--- REQUIRED TASK ---
Every entry below should be transcribed exactly; pictures stay out of the copy.
* START *
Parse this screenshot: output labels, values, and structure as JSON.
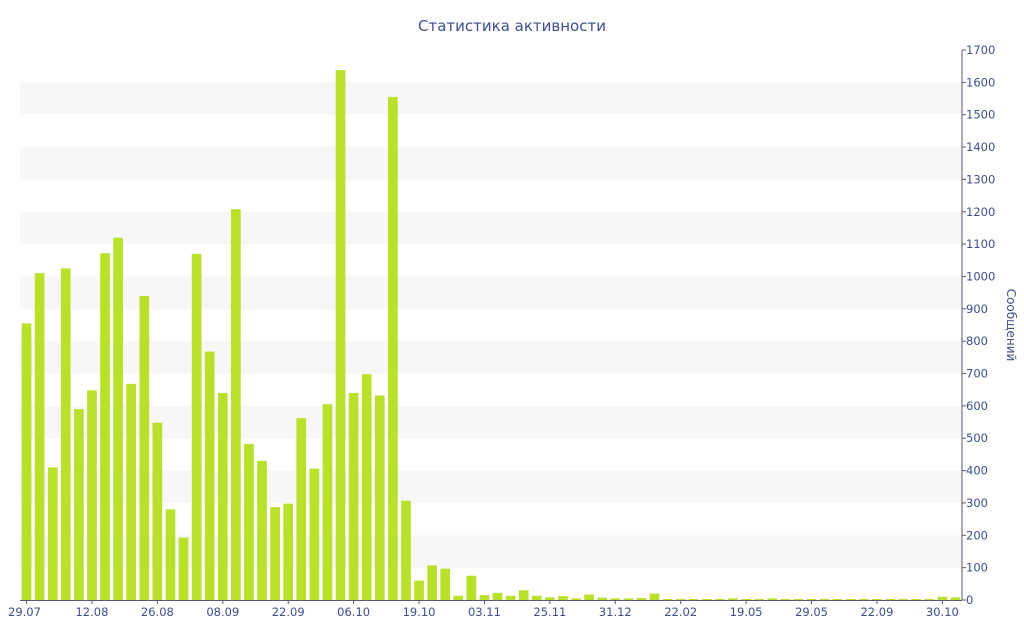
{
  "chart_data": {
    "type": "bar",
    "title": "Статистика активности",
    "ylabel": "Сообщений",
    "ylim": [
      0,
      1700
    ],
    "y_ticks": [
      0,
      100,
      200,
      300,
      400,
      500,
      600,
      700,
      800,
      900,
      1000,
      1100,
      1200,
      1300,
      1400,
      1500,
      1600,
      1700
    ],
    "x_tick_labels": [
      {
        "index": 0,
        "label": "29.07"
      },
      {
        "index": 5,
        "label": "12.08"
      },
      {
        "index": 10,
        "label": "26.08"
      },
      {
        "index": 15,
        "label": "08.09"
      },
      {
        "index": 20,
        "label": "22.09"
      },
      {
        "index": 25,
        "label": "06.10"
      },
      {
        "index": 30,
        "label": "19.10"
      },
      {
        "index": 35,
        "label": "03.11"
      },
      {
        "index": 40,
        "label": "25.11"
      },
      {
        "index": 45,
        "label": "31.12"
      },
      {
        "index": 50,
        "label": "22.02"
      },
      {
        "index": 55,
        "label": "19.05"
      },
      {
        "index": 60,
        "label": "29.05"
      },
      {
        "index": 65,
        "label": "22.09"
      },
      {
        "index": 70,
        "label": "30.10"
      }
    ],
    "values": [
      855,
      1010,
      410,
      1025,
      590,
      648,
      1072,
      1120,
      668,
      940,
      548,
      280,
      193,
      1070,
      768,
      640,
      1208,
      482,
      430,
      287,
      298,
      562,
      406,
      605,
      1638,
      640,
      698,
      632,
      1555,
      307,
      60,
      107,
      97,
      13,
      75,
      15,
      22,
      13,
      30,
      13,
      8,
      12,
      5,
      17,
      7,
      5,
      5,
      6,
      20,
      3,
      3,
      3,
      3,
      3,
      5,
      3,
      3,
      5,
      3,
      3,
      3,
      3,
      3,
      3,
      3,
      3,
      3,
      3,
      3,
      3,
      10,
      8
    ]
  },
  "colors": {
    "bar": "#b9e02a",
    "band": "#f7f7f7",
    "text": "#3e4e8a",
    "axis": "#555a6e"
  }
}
* END *
--- THE RESULT ---
Parse this screenshot: output labels, values, and structure as JSON.
{
  "chart_data": {
    "type": "bar",
    "title": "Статистика активности",
    "ylabel": "Сообщений",
    "ylim": [
      0,
      1700
    ],
    "y_ticks": [
      0,
      100,
      200,
      300,
      400,
      500,
      600,
      700,
      800,
      900,
      1000,
      1100,
      1200,
      1300,
      1400,
      1500,
      1600,
      1700
    ],
    "x_tick_labels": [
      {
        "index": 0,
        "label": "29.07"
      },
      {
        "index": 5,
        "label": "12.08"
      },
      {
        "index": 10,
        "label": "26.08"
      },
      {
        "index": 15,
        "label": "08.09"
      },
      {
        "index": 20,
        "label": "22.09"
      },
      {
        "index": 25,
        "label": "06.10"
      },
      {
        "index": 30,
        "label": "19.10"
      },
      {
        "index": 35,
        "label": "03.11"
      },
      {
        "index": 40,
        "label": "25.11"
      },
      {
        "index": 45,
        "label": "31.12"
      },
      {
        "index": 50,
        "label": "22.02"
      },
      {
        "index": 55,
        "label": "19.05"
      },
      {
        "index": 60,
        "label": "29.05"
      },
      {
        "index": 65,
        "label": "22.09"
      },
      {
        "index": 70,
        "label": "30.10"
      }
    ],
    "values": [
      855,
      1010,
      410,
      1025,
      590,
      648,
      1072,
      1120,
      668,
      940,
      548,
      280,
      193,
      1070,
      768,
      640,
      1208,
      482,
      430,
      287,
      298,
      562,
      406,
      605,
      1638,
      640,
      698,
      632,
      1555,
      307,
      60,
      107,
      97,
      13,
      75,
      15,
      22,
      13,
      30,
      13,
      8,
      12,
      5,
      17,
      7,
      5,
      5,
      6,
      20,
      3,
      3,
      3,
      3,
      3,
      5,
      3,
      3,
      5,
      3,
      3,
      3,
      3,
      3,
      3,
      3,
      3,
      3,
      3,
      3,
      3,
      10,
      8
    ]
  },
  "colors": {
    "bar": "#b9e02a",
    "band": "#f7f7f7",
    "text": "#3e4e8a",
    "axis": "#555a6e"
  }
}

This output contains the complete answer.